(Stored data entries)
────────

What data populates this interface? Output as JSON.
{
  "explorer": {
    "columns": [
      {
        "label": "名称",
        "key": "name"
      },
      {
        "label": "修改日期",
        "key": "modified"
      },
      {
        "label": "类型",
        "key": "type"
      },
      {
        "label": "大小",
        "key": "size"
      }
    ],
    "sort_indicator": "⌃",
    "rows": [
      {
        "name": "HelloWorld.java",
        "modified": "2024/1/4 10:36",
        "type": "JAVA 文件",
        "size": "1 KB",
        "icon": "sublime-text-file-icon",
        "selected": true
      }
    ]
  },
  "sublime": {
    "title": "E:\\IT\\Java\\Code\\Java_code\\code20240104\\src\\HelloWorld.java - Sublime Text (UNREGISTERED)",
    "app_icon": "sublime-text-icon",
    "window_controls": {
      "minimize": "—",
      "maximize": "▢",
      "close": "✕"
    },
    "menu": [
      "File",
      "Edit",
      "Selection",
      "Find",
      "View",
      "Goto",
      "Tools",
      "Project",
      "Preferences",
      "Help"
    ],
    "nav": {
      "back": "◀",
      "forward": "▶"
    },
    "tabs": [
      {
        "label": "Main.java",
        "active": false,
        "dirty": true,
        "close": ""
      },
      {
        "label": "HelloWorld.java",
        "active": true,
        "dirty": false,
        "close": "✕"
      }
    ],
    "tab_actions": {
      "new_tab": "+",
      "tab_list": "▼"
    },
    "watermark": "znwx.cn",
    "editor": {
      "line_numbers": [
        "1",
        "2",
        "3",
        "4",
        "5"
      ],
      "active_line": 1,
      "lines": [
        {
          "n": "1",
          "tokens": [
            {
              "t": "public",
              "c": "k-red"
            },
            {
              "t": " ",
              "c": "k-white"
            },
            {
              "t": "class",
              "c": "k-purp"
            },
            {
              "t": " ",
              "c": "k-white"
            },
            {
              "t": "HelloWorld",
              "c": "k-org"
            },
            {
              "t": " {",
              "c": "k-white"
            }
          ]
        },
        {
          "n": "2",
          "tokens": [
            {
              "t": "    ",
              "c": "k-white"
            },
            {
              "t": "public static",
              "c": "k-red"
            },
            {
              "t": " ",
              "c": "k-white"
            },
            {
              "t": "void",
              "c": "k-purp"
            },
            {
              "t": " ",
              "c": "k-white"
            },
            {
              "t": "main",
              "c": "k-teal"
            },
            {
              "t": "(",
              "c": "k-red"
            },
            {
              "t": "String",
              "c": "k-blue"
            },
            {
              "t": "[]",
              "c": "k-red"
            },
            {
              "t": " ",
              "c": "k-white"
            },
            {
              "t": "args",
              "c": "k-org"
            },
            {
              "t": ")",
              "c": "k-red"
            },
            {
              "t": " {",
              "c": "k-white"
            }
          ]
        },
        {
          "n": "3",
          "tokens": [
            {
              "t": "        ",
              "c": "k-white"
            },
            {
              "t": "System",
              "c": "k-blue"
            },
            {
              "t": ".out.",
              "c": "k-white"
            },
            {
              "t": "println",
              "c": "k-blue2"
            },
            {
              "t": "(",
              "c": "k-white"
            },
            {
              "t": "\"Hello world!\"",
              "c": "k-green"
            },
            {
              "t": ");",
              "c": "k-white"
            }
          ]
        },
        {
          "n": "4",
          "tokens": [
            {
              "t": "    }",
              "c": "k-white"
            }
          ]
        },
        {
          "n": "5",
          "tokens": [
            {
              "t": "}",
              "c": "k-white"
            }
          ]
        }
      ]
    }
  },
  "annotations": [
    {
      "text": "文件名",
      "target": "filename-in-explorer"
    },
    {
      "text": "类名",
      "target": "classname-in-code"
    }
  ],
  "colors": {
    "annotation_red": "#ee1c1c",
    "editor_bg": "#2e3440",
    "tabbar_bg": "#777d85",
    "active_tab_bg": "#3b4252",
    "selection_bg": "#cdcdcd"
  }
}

────────

Given task
Output every record above exactly as it appears.

Output for this exercise
What data populates this interface? Output as JSON.
{
  "explorer": {
    "columns": [
      {
        "label": "名称",
        "key": "name"
      },
      {
        "label": "修改日期",
        "key": "modified"
      },
      {
        "label": "类型",
        "key": "type"
      },
      {
        "label": "大小",
        "key": "size"
      }
    ],
    "sort_indicator": "⌃",
    "rows": [
      {
        "name": "HelloWorld.java",
        "modified": "2024/1/4 10:36",
        "type": "JAVA 文件",
        "size": "1 KB",
        "icon": "sublime-text-file-icon",
        "selected": true
      }
    ]
  },
  "sublime": {
    "title": "E:\\IT\\Java\\Code\\Java_code\\code20240104\\src\\HelloWorld.java - Sublime Text (UNREGISTERED)",
    "app_icon": "sublime-text-icon",
    "window_controls": {
      "minimize": "—",
      "maximize": "▢",
      "close": "✕"
    },
    "menu": [
      "File",
      "Edit",
      "Selection",
      "Find",
      "View",
      "Goto",
      "Tools",
      "Project",
      "Preferences",
      "Help"
    ],
    "nav": {
      "back": "◀",
      "forward": "▶"
    },
    "tabs": [
      {
        "label": "Main.java",
        "active": false,
        "dirty": true,
        "close": ""
      },
      {
        "label": "HelloWorld.java",
        "active": true,
        "dirty": false,
        "close": "✕"
      }
    ],
    "tab_actions": {
      "new_tab": "+",
      "tab_list": "▼"
    },
    "watermark": "znwx.cn",
    "editor": {
      "line_numbers": [
        "1",
        "2",
        "3",
        "4",
        "5"
      ],
      "active_line": 1,
      "lines": [
        {
          "n": "1",
          "tokens": [
            {
              "t": "public",
              "c": "k-red"
            },
            {
              "t": " ",
              "c": "k-white"
            },
            {
              "t": "class",
              "c": "k-purp"
            },
            {
              "t": " ",
              "c": "k-white"
            },
            {
              "t": "HelloWorld",
              "c": "k-org"
            },
            {
              "t": " {",
              "c": "k-white"
            }
          ]
        },
        {
          "n": "2",
          "tokens": [
            {
              "t": "    ",
              "c": "k-white"
            },
            {
              "t": "public static",
              "c": "k-red"
            },
            {
              "t": " ",
              "c": "k-white"
            },
            {
              "t": "void",
              "c": "k-purp"
            },
            {
              "t": " ",
              "c": "k-white"
            },
            {
              "t": "main",
              "c": "k-teal"
            },
            {
              "t": "(",
              "c": "k-red"
            },
            {
              "t": "String",
              "c": "k-blue"
            },
            {
              "t": "[]",
              "c": "k-red"
            },
            {
              "t": " ",
              "c": "k-white"
            },
            {
              "t": "args",
              "c": "k-org"
            },
            {
              "t": ")",
              "c": "k-red"
            },
            {
              "t": " {",
              "c": "k-white"
            }
          ]
        },
        {
          "n": "3",
          "tokens": [
            {
              "t": "        ",
              "c": "k-white"
            },
            {
              "t": "System",
              "c": "k-blue"
            },
            {
              "t": ".out.",
              "c": "k-white"
            },
            {
              "t": "println",
              "c": "k-blue2"
            },
            {
              "t": "(",
              "c": "k-white"
            },
            {
              "t": "\"Hello world!\"",
              "c": "k-green"
            },
            {
              "t": ");",
              "c": "k-white"
            }
          ]
        },
        {
          "n": "4",
          "tokens": [
            {
              "t": "    }",
              "c": "k-white"
            }
          ]
        },
        {
          "n": "5",
          "tokens": [
            {
              "t": "}",
              "c": "k-white"
            }
          ]
        }
      ]
    }
  },
  "annotations": [
    {
      "text": "文件名",
      "target": "filename-in-explorer"
    },
    {
      "text": "类名",
      "target": "classname-in-code"
    }
  ],
  "colors": {
    "annotation_red": "#ee1c1c",
    "editor_bg": "#2e3440",
    "tabbar_bg": "#777d85",
    "active_tab_bg": "#3b4252",
    "selection_bg": "#cdcdcd"
  }
}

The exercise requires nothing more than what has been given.